Report, word for word, every line of the material that contains "name".

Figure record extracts

* begin *

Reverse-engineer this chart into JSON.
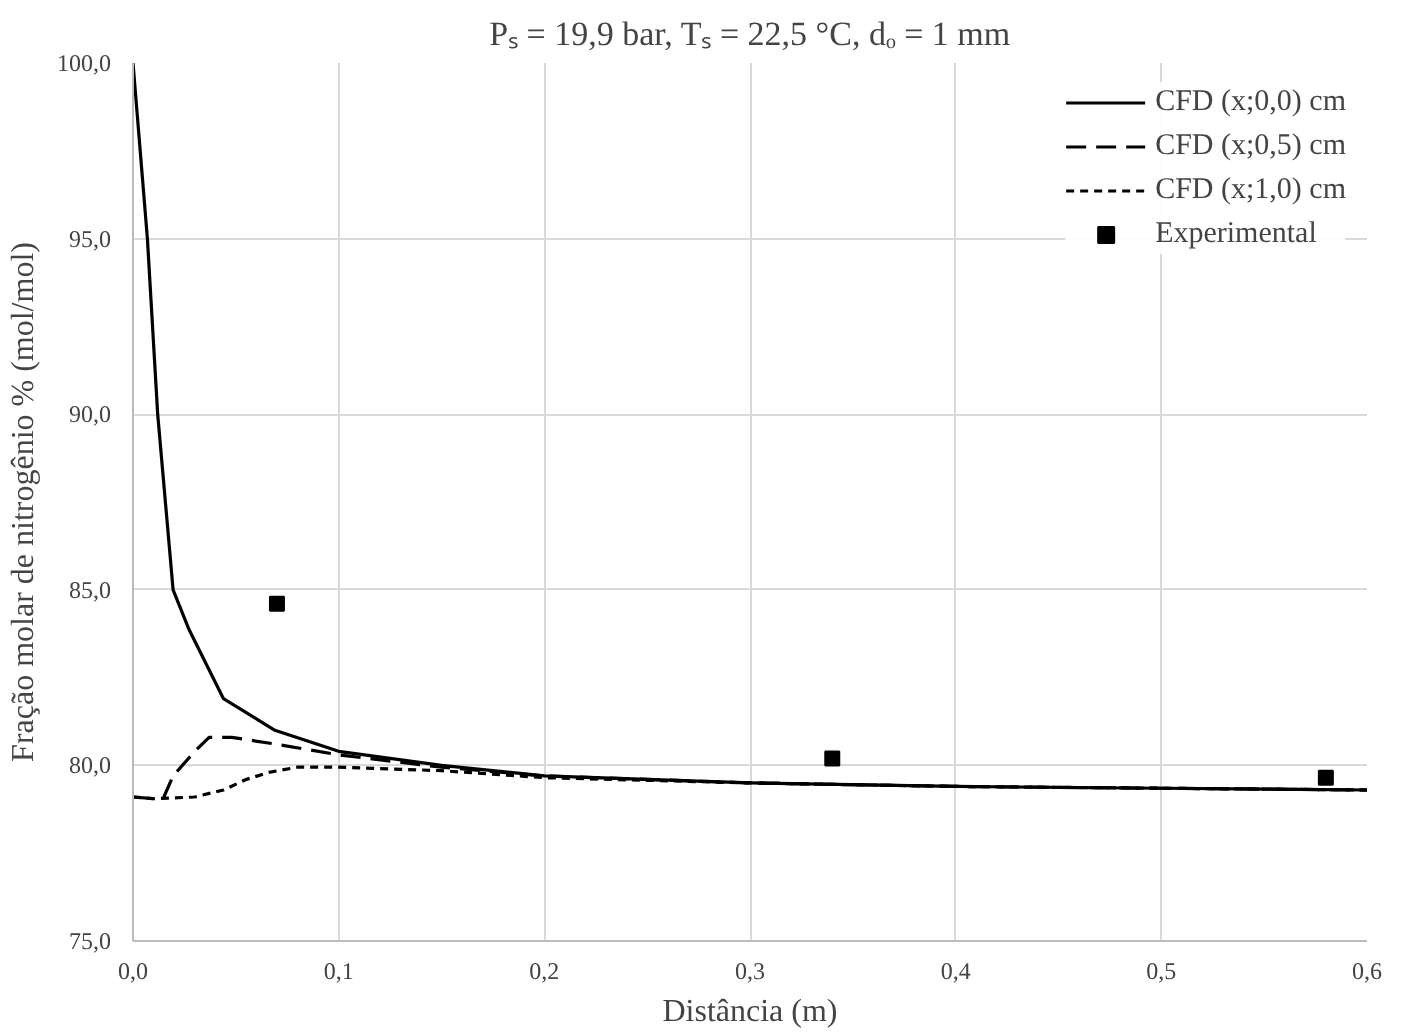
{
  "chart_data": {
    "type": "line",
    "title": "Pₛ = 19,9 bar, Tₛ = 22,5 °C, dₒ = 1 mm",
    "xlabel": "Distância (m)",
    "ylabel": "Fração molar de nitrogênio % (mol/mol)",
    "xlim": [
      0,
      0.6
    ],
    "ylim": [
      75,
      100
    ],
    "xticks": [
      {
        "value": 0,
        "label": "0,0"
      },
      {
        "value": 0.1,
        "label": "0,1"
      },
      {
        "value": 0.2,
        "label": "0,2"
      },
      {
        "value": 0.3,
        "label": "0,3"
      },
      {
        "value": 0.4,
        "label": "0,4"
      },
      {
        "value": 0.5,
        "label": "0,5"
      },
      {
        "value": 0.6,
        "label": "0,6"
      }
    ],
    "yticks": [
      {
        "value": 75,
        "label": "75,0"
      },
      {
        "value": 80,
        "label": "80,0"
      },
      {
        "value": 85,
        "label": "85,0"
      },
      {
        "value": 90,
        "label": "90,0"
      },
      {
        "value": 95,
        "label": "95,0"
      },
      {
        "value": 100,
        "label": "100,0"
      }
    ],
    "grid": true,
    "legend": "top right",
    "series": [
      {
        "name": "CFD (x;0,0) cm",
        "line_style": "solid",
        "color": "#000000",
        "x": [
          0,
          0.007,
          0.012,
          0.0195,
          0.027,
          0.044,
          0.069,
          0.1,
          0.15,
          0.2,
          0.3,
          0.4,
          0.5,
          0.6
        ],
        "values": [
          100,
          95.0,
          90.0,
          85.0,
          83.9,
          81.9,
          81.0,
          80.4,
          80.0,
          79.7,
          79.5,
          79.4,
          79.35,
          79.3
        ]
      },
      {
        "name": "CFD (x;0,5) cm",
        "line_style": "dashed",
        "color": "#000000",
        "x": [
          0,
          0.01,
          0.015,
          0.0195,
          0.03,
          0.037,
          0.048,
          0.07,
          0.1,
          0.15,
          0.2,
          0.3,
          0.4,
          0.5,
          0.6
        ],
        "values": [
          79.1,
          79.05,
          79.1,
          79.7,
          80.4,
          80.8,
          80.8,
          80.6,
          80.3,
          79.95,
          79.7,
          79.5,
          79.4,
          79.35,
          79.3
        ]
      },
      {
        "name": "CFD (x;1,0) cm",
        "line_style": "dotted",
        "color": "#000000",
        "x": [
          0,
          0.01,
          0.03,
          0.044,
          0.055,
          0.066,
          0.08,
          0.1,
          0.15,
          0.2,
          0.3,
          0.4,
          0.5,
          0.6
        ],
        "values": [
          79.1,
          79.05,
          79.1,
          79.3,
          79.6,
          79.8,
          79.95,
          79.95,
          79.85,
          79.65,
          79.5,
          79.4,
          79.35,
          79.3
        ]
      },
      {
        "name": "Experimental",
        "type": "scatter",
        "marker": "square",
        "color": "#000000",
        "x": [
          0.07,
          0.34,
          0.58
        ],
        "values": [
          84.6,
          80.2,
          79.65
        ]
      }
    ]
  }
}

* end *

• [Output of the task]:
        "name": "CFD (x;0,0) cm",
        "name": "CFD (x;0,5) cm",
        "name": "CFD (x;1,0) cm",
        "name": "Experimental",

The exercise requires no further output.